_Written instruction_
In the forum thread on multivariable calculus limits below, what does the reply from HallsofIvy say r measures in polar coordinates?
##### Source excerpt
1. Limited time only! Sign up for a free 30min personal tutor trial with Chegg Tutors
    Dismiss Notice
Dismiss Notice
Join Physics Forums Today!
The friendliest, high quality science and math community on the planet! Everyone who loves science is here!

Homework Help: Multivariable Calculus: Limits

  1. Sep 16, 2007 #1
    1) lim [x(y^2)] / (x^2 + y^2)
    (x,y)->(0,0)
    Find the value of the given limit, if it exists.

    Using polar coordinates, set x = r cos(theta), y = r sin(theta)
    Then, the given limit = lim [r cos(theta) r^2 sin^2(theta)] / r^2
    r->0
    = lim r [cos(theta) sin^(theta)]
    r->0
    = 0 since cos(theta) sin^(theta)<=1, i.e. bounded

    If I found that the limit is equal to 0 this way, can I conclude immediately that the original limit is 0 too?

    What I believe is that for the part using polar coordinates r->0, it seems that it's appraoching the origin through straight lines paths ONLY, however my textbook says that "for the limit to exist, we must get the same result no matter which of the infinite number of paths is chosen"


    Thanks for answering!
     
  2. jcsd
  3. Sep 16, 2007 #2
    If I found that the limit is equal to 0 this way, can I conclude immediately that the original limit is 0 too?

    yes you can


    i believe when you switch to polar


    and after simplification

    plug in your r

    if your equation is not a function of theta, then that is the limit


    if your equation is still a function of theta, then the limit DNE



    and you can also use lhopitals rule once you switch to polar
    if the conditions are met
     
    Last edited: Sep 16, 2007
  4. Sep 16, 2007 #3

    HallsofIvy

    User Avatar
    Science Advisor

    No, you are not approaching "through straight lines only" because you are not assuming that [itex]\theta[/itex] is a constant. You need to show that the limit goes to 0 as r goes to 0, no matter what [itex]\theta[/itex] is. The real point is that, in polar coordinates, r measures exactly the distance to the origin, irrespective of [itex]\theta[/itex]- and that is what must be made "less than [itex]\delta[/itex]".
##########
##### Excerpted records
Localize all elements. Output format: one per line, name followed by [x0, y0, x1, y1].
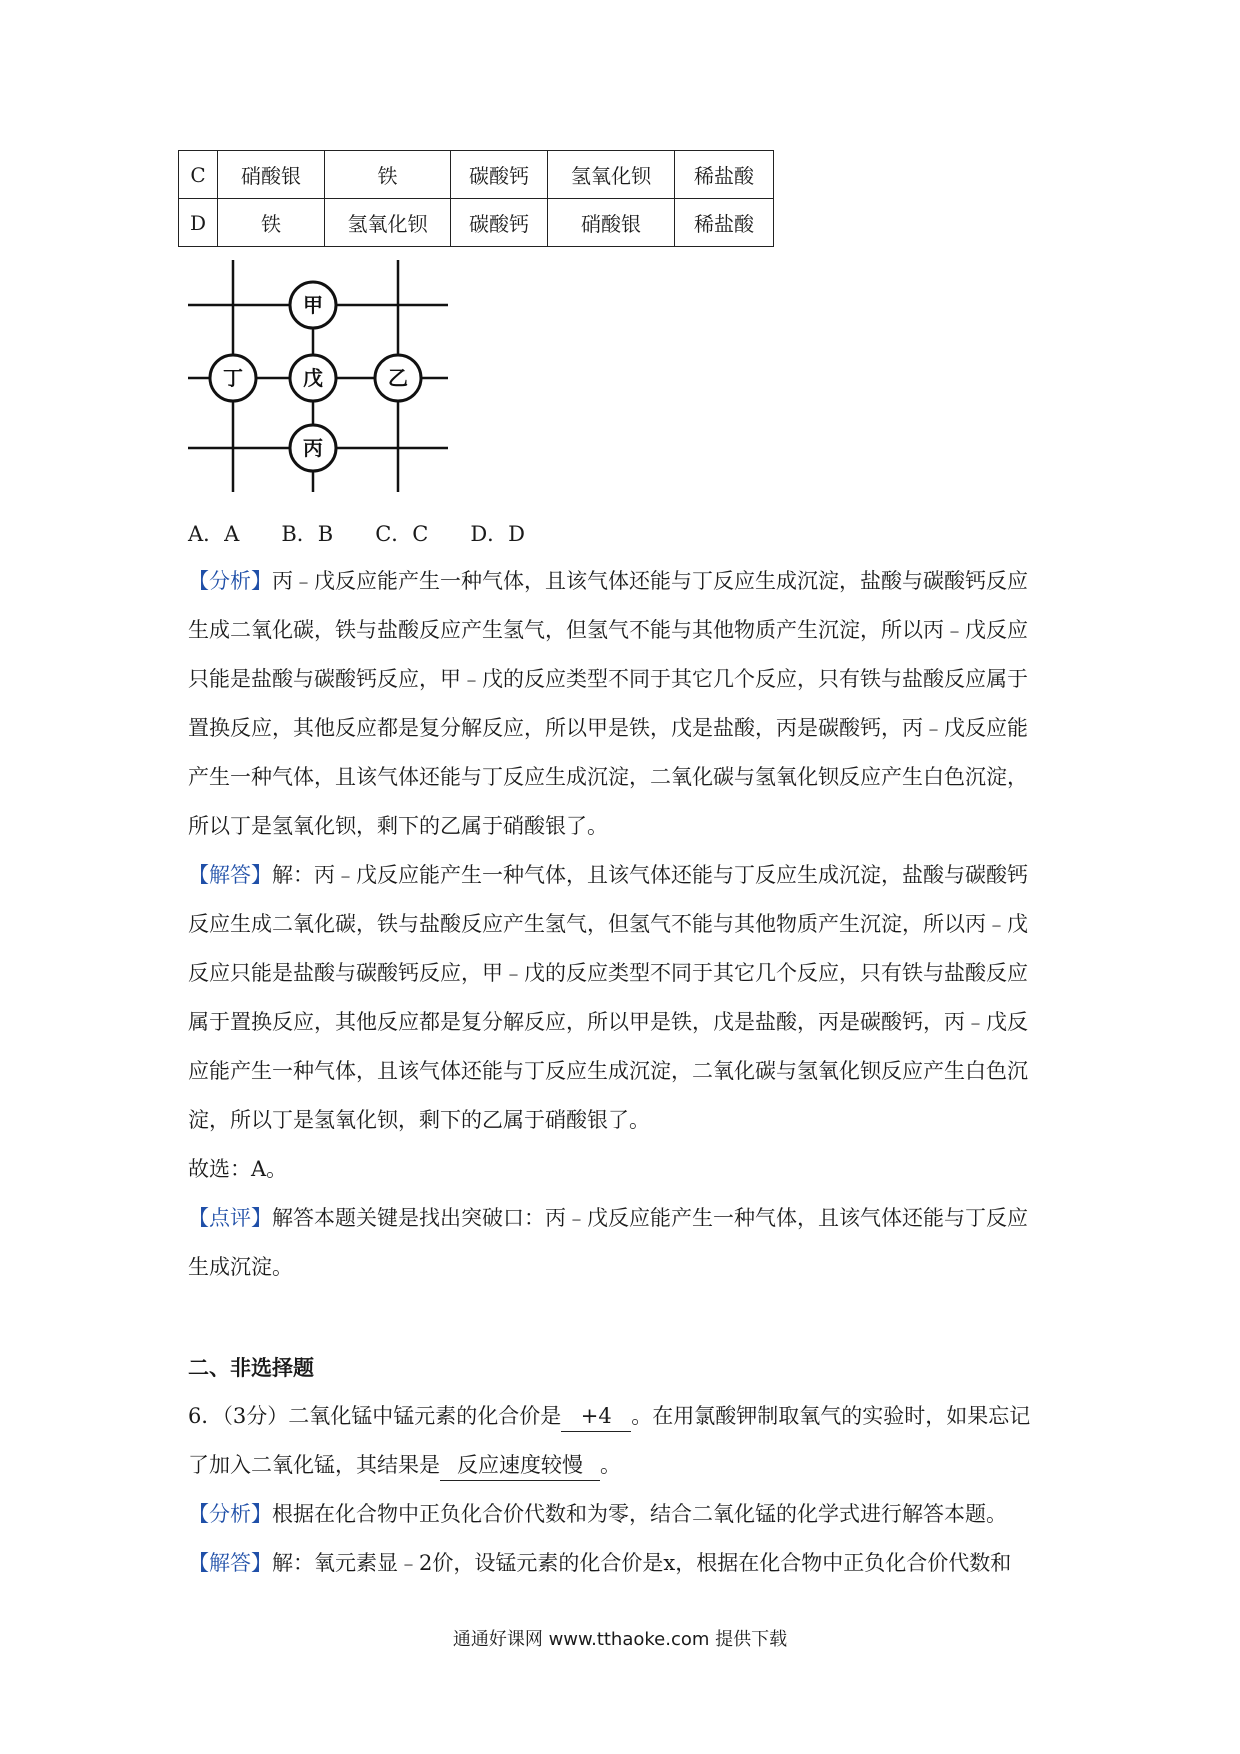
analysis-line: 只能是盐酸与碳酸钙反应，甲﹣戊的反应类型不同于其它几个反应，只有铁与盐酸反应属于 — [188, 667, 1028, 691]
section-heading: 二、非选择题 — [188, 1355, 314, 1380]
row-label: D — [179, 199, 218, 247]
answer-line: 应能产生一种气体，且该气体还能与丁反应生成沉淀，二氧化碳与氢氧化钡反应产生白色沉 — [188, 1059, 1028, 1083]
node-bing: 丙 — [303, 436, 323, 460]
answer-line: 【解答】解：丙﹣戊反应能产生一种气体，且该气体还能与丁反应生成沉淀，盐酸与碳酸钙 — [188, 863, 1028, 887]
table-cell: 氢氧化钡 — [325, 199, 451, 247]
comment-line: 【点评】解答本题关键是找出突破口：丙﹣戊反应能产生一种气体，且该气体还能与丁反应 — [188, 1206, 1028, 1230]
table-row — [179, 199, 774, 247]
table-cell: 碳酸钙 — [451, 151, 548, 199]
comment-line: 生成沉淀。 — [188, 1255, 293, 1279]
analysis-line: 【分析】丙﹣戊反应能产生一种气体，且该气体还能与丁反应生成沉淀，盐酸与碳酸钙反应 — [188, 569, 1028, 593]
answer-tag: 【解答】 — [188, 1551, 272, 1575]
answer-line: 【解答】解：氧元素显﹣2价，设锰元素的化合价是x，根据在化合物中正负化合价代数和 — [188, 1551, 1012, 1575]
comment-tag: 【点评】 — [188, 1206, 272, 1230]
##########
_Response_
It measures exactly the distance to the origin, irrespective of theta.